— begin —

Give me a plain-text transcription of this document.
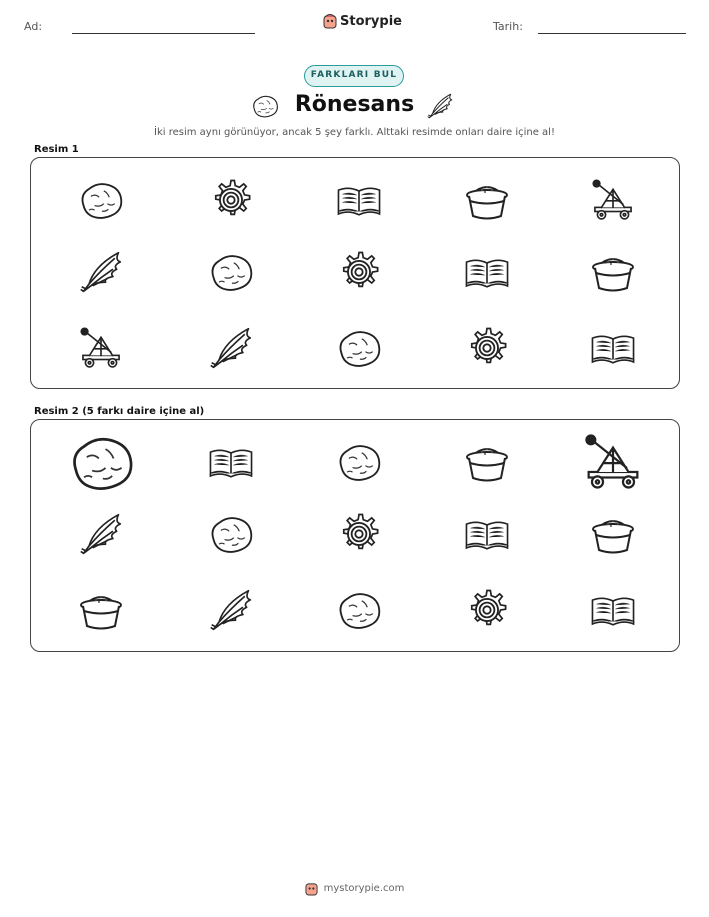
Ad:	Storypie	Tarih:
FARKLARI BUL
Rönesans
İki resim aynı görünüyor, ancak 5 şey farklı. Alttaki resimde onları daire içine al!
Resim 1
Resim 2 (5 farkı daire içine al)
mystorypie.com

— end —

Leave the pictures out, and print every line of the listing exactly as written.

Give me a plain-text transcription of this document.
Ad:	Storypie	Tarih:
FARKLARI BUL
Rönesans
İki resim aynı görünüyor, ancak 5 şey farklı. Alttaki resimde onları daire içine al!
Resim 1
Resim 2 (5 farkı daire içine al)
mystorypie.com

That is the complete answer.